» **TASK**
Reproduce the listing word for word, leaving every picture behind.

» **DATASET CONTENT**
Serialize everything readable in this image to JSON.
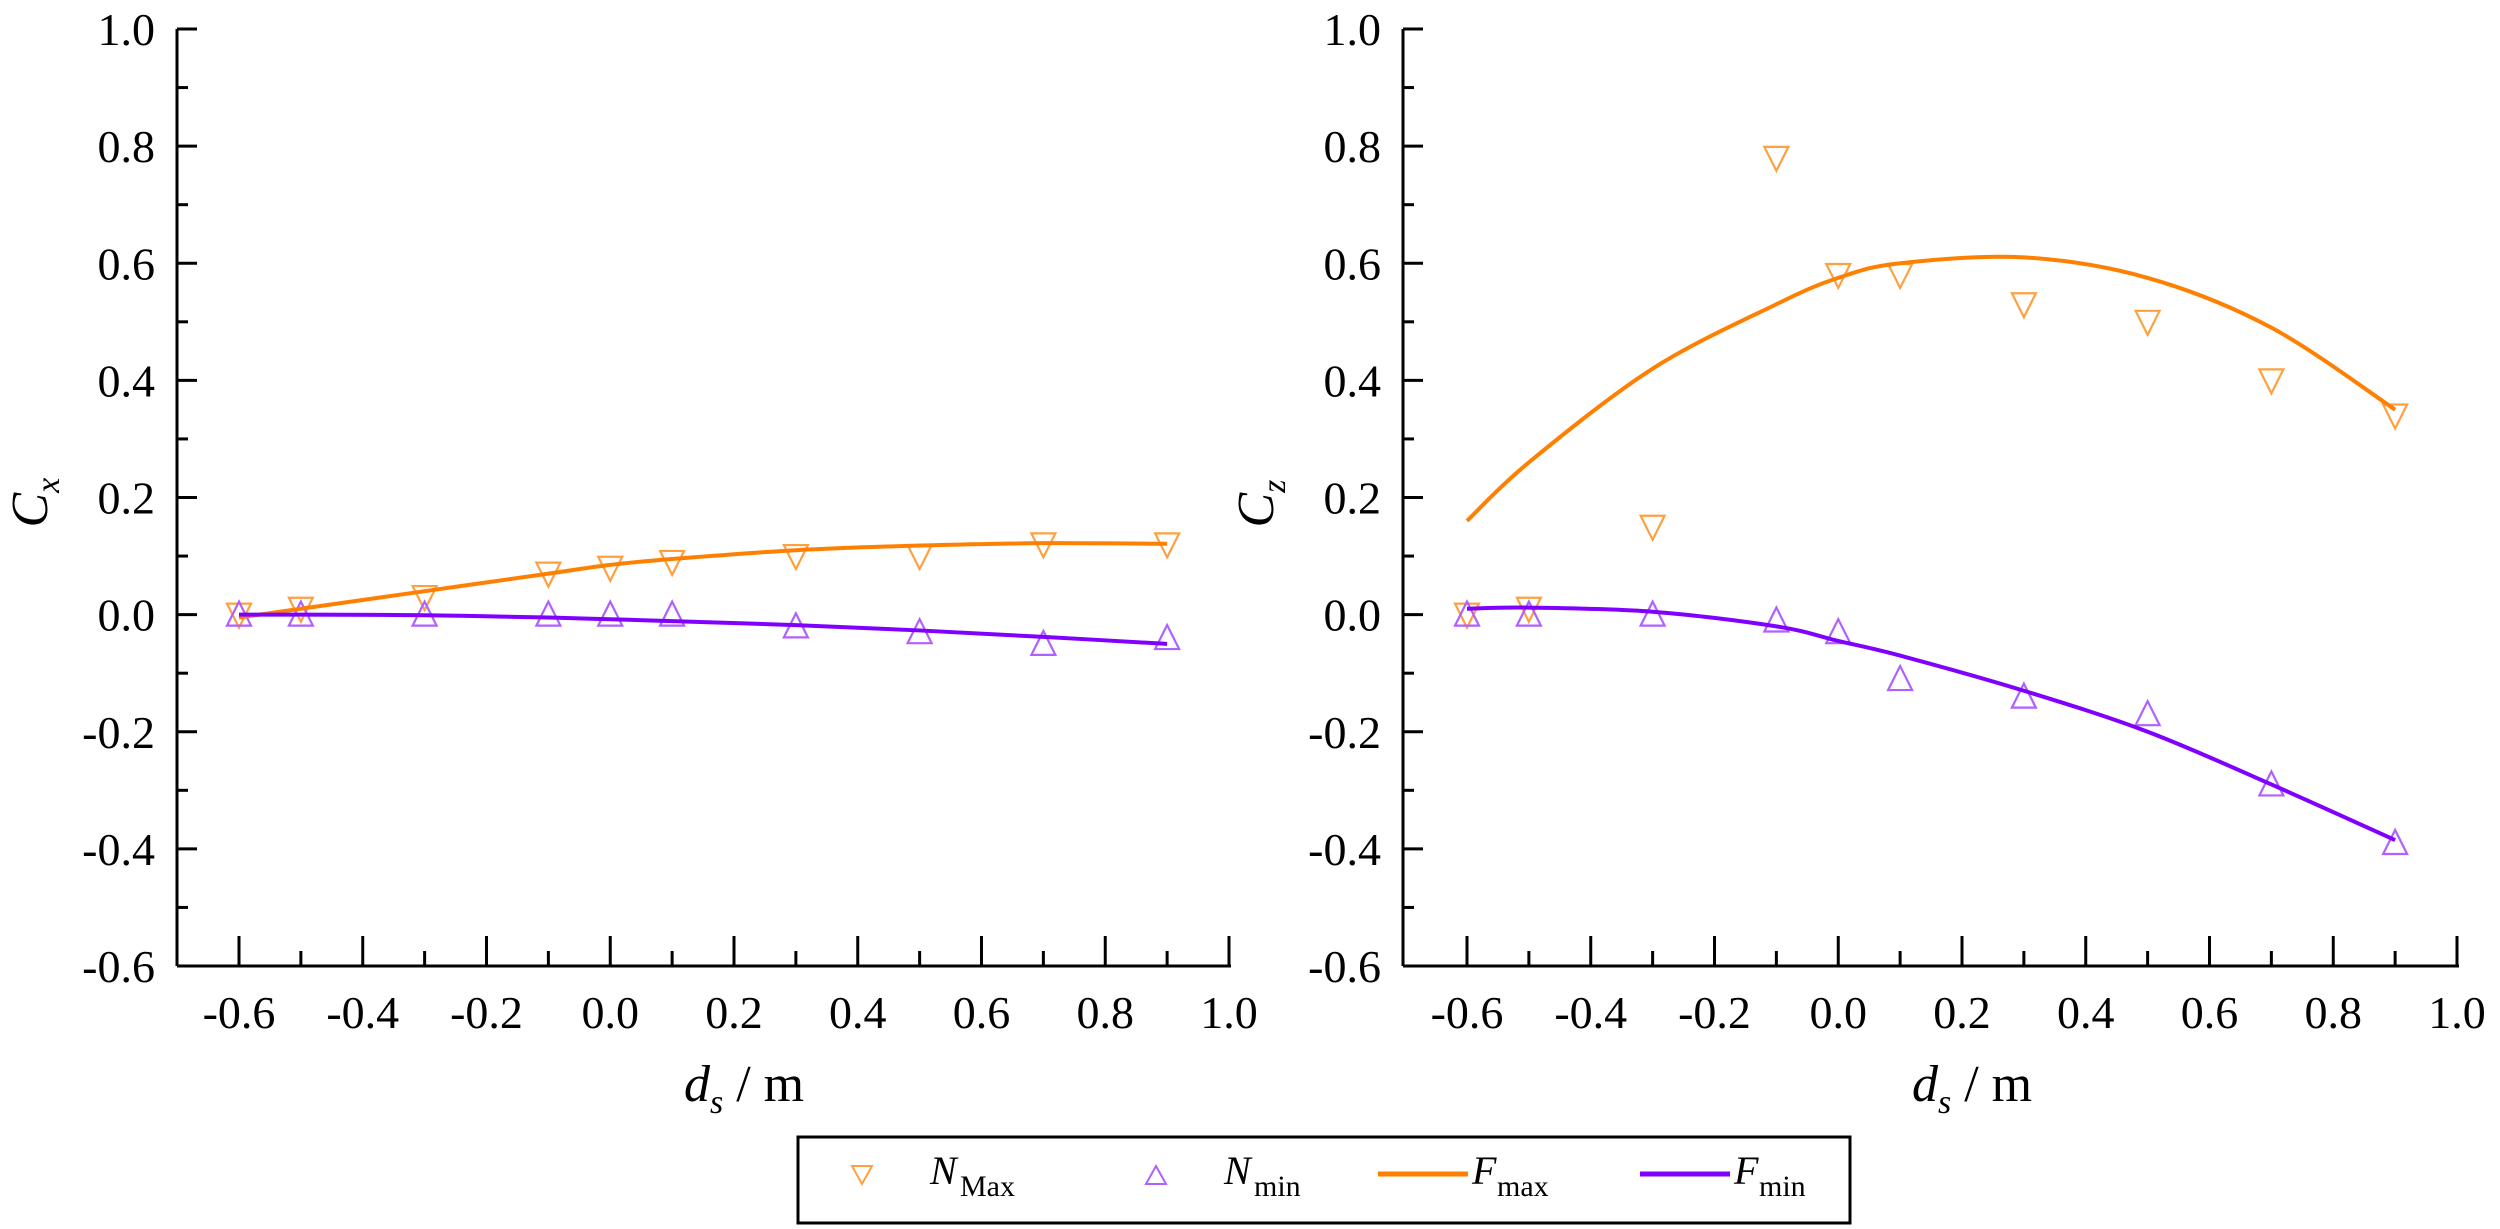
{
  "colors": {
    "max": "#ff8000",
    "min": "#8000ff",
    "marker_max": "#ffa040",
    "marker_min": "#b060ff",
    "axis": "#000000"
  },
  "legend": {
    "items": [
      {
        "symbol": "triangle-down",
        "label_main": "N",
        "label_sub": "Max"
      },
      {
        "symbol": "triangle-up",
        "label_main": "N",
        "label_sub": "min"
      },
      {
        "symbol": "line-orange",
        "label_main": "F",
        "label_sub": "max"
      },
      {
        "symbol": "line-purple",
        "label_main": "F",
        "label_sub": "min"
      }
    ]
  },
  "chart_data": [
    {
      "type": "scatter",
      "title": "",
      "xlabel": "d_s / m",
      "ylabel": "C_x",
      "xlim": [
        -0.7,
        1.0
      ],
      "ylim": [
        -0.6,
        1.0
      ],
      "xticks": [
        "-0.6",
        "-0.4",
        "-0.2",
        "0.0",
        "0.2",
        "0.4",
        "0.6",
        "0.8",
        "1.0"
      ],
      "yticks": [
        "1.0",
        "0.8",
        "0.6",
        "0.4",
        "0.2",
        "0.0",
        "-0.2",
        "-0.4",
        "-0.6"
      ],
      "grid": false,
      "x": [
        -0.6,
        -0.5,
        -0.3,
        -0.1,
        0.0,
        0.1,
        0.3,
        0.5,
        0.7,
        0.9
      ],
      "series": [
        {
          "name": "N_Max",
          "kind": "marker",
          "values": [
            0.0,
            0.01,
            0.03,
            0.07,
            0.08,
            0.09,
            0.1,
            0.1,
            0.12,
            0.12
          ]
        },
        {
          "name": "N_min",
          "kind": "marker",
          "values": [
            0.0,
            0.0,
            0.0,
            0.0,
            0.0,
            0.0,
            -0.02,
            -0.03,
            -0.05,
            -0.04
          ]
        },
        {
          "name": "F_max",
          "kind": "line",
          "values": [
            -0.005,
            0.01,
            0.04,
            0.07,
            0.085,
            0.095,
            0.11,
            0.118,
            0.122,
            0.121
          ]
        },
        {
          "name": "F_min",
          "kind": "line",
          "values": [
            0.0,
            0.0,
            -0.001,
            -0.005,
            -0.008,
            -0.011,
            -0.018,
            -0.027,
            -0.038,
            -0.05
          ]
        }
      ]
    },
    {
      "type": "scatter",
      "title": "",
      "xlabel": "d_s / m",
      "ylabel": "C_z",
      "xlim": [
        -0.7,
        1.0
      ],
      "ylim": [
        -0.6,
        1.0
      ],
      "xticks": [
        "-0.6",
        "-0.4",
        "-0.2",
        "0.0",
        "0.2",
        "0.4",
        "0.6",
        "0.8",
        "1.0"
      ],
      "yticks": [
        "1.0",
        "0.8",
        "0.6",
        "0.4",
        "0.2",
        "0.0",
        "-0.2",
        "-0.4",
        "-0.6"
      ],
      "grid": false,
      "x": [
        -0.6,
        -0.5,
        -0.3,
        -0.1,
        0.0,
        0.1,
        0.3,
        0.5,
        0.7,
        0.9
      ],
      "series": [
        {
          "name": "N_Max",
          "kind": "marker",
          "values": [
            0.0,
            0.01,
            0.15,
            0.78,
            0.58,
            0.58,
            0.53,
            0.5,
            0.4,
            0.34
          ]
        },
        {
          "name": "N_min",
          "kind": "marker",
          "values": [
            0.0,
            0.0,
            0.0,
            -0.01,
            -0.03,
            -0.11,
            -0.14,
            -0.17,
            -0.29,
            -0.39
          ]
        },
        {
          "name": "F_max",
          "kind": "line",
          "values": [
            0.16,
            0.26,
            0.42,
            0.53,
            0.575,
            0.6,
            0.61,
            0.575,
            0.49,
            0.35
          ]
        },
        {
          "name": "F_min",
          "kind": "line",
          "values": [
            0.01,
            0.012,
            0.005,
            -0.02,
            -0.045,
            -0.07,
            -0.13,
            -0.2,
            -0.29,
            -0.385
          ]
        }
      ]
    }
  ]
}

» **OUTPUT FOR THIS TASK**
Serialize everything readable in this image to JSON.
{
  "colors": {
    "max": "#ff8000",
    "min": "#8000ff",
    "marker_max": "#ffa040",
    "marker_min": "#b060ff",
    "axis": "#000000"
  },
  "legend": {
    "items": [
      {
        "symbol": "triangle-down",
        "label_main": "N",
        "label_sub": "Max"
      },
      {
        "symbol": "triangle-up",
        "label_main": "N",
        "label_sub": "min"
      },
      {
        "symbol": "line-orange",
        "label_main": "F",
        "label_sub": "max"
      },
      {
        "symbol": "line-purple",
        "label_main": "F",
        "label_sub": "min"
      }
    ]
  },
  "chart_data": [
    {
      "type": "scatter",
      "title": "",
      "xlabel": "d_s / m",
      "ylabel": "C_x",
      "xlim": [
        -0.7,
        1.0
      ],
      "ylim": [
        -0.6,
        1.0
      ],
      "xticks": [
        "-0.6",
        "-0.4",
        "-0.2",
        "0.0",
        "0.2",
        "0.4",
        "0.6",
        "0.8",
        "1.0"
      ],
      "yticks": [
        "1.0",
        "0.8",
        "0.6",
        "0.4",
        "0.2",
        "0.0",
        "-0.2",
        "-0.4",
        "-0.6"
      ],
      "grid": false,
      "x": [
        -0.6,
        -0.5,
        -0.3,
        -0.1,
        0.0,
        0.1,
        0.3,
        0.5,
        0.7,
        0.9
      ],
      "series": [
        {
          "name": "N_Max",
          "kind": "marker",
          "values": [
            0.0,
            0.01,
            0.03,
            0.07,
            0.08,
            0.09,
            0.1,
            0.1,
            0.12,
            0.12
          ]
        },
        {
          "name": "N_min",
          "kind": "marker",
          "values": [
            0.0,
            0.0,
            0.0,
            0.0,
            0.0,
            0.0,
            -0.02,
            -0.03,
            -0.05,
            -0.04
          ]
        },
        {
          "name": "F_max",
          "kind": "line",
          "values": [
            -0.005,
            0.01,
            0.04,
            0.07,
            0.085,
            0.095,
            0.11,
            0.118,
            0.122,
            0.121
          ]
        },
        {
          "name": "F_min",
          "kind": "line",
          "values": [
            0.0,
            0.0,
            -0.001,
            -0.005,
            -0.008,
            -0.011,
            -0.018,
            -0.027,
            -0.038,
            -0.05
          ]
        }
      ]
    },
    {
      "type": "scatter",
      "title": "",
      "xlabel": "d_s / m",
      "ylabel": "C_z",
      "xlim": [
        -0.7,
        1.0
      ],
      "ylim": [
        -0.6,
        1.0
      ],
      "xticks": [
        "-0.6",
        "-0.4",
        "-0.2",
        "0.0",
        "0.2",
        "0.4",
        "0.6",
        "0.8",
        "1.0"
      ],
      "yticks": [
        "1.0",
        "0.8",
        "0.6",
        "0.4",
        "0.2",
        "0.0",
        "-0.2",
        "-0.4",
        "-0.6"
      ],
      "grid": false,
      "x": [
        -0.6,
        -0.5,
        -0.3,
        -0.1,
        0.0,
        0.1,
        0.3,
        0.5,
        0.7,
        0.9
      ],
      "series": [
        {
          "name": "N_Max",
          "kind": "marker",
          "values": [
            0.0,
            0.01,
            0.15,
            0.78,
            0.58,
            0.58,
            0.53,
            0.5,
            0.4,
            0.34
          ]
        },
        {
          "name": "N_min",
          "kind": "marker",
          "values": [
            0.0,
            0.0,
            0.0,
            -0.01,
            -0.03,
            -0.11,
            -0.14,
            -0.17,
            -0.29,
            -0.39
          ]
        },
        {
          "name": "F_max",
          "kind": "line",
          "values": [
            0.16,
            0.26,
            0.42,
            0.53,
            0.575,
            0.6,
            0.61,
            0.575,
            0.49,
            0.35
          ]
        },
        {
          "name": "F_min",
          "kind": "line",
          "values": [
            0.01,
            0.012,
            0.005,
            -0.02,
            -0.045,
            -0.07,
            -0.13,
            -0.2,
            -0.29,
            -0.385
          ]
        }
      ]
    }
  ]
}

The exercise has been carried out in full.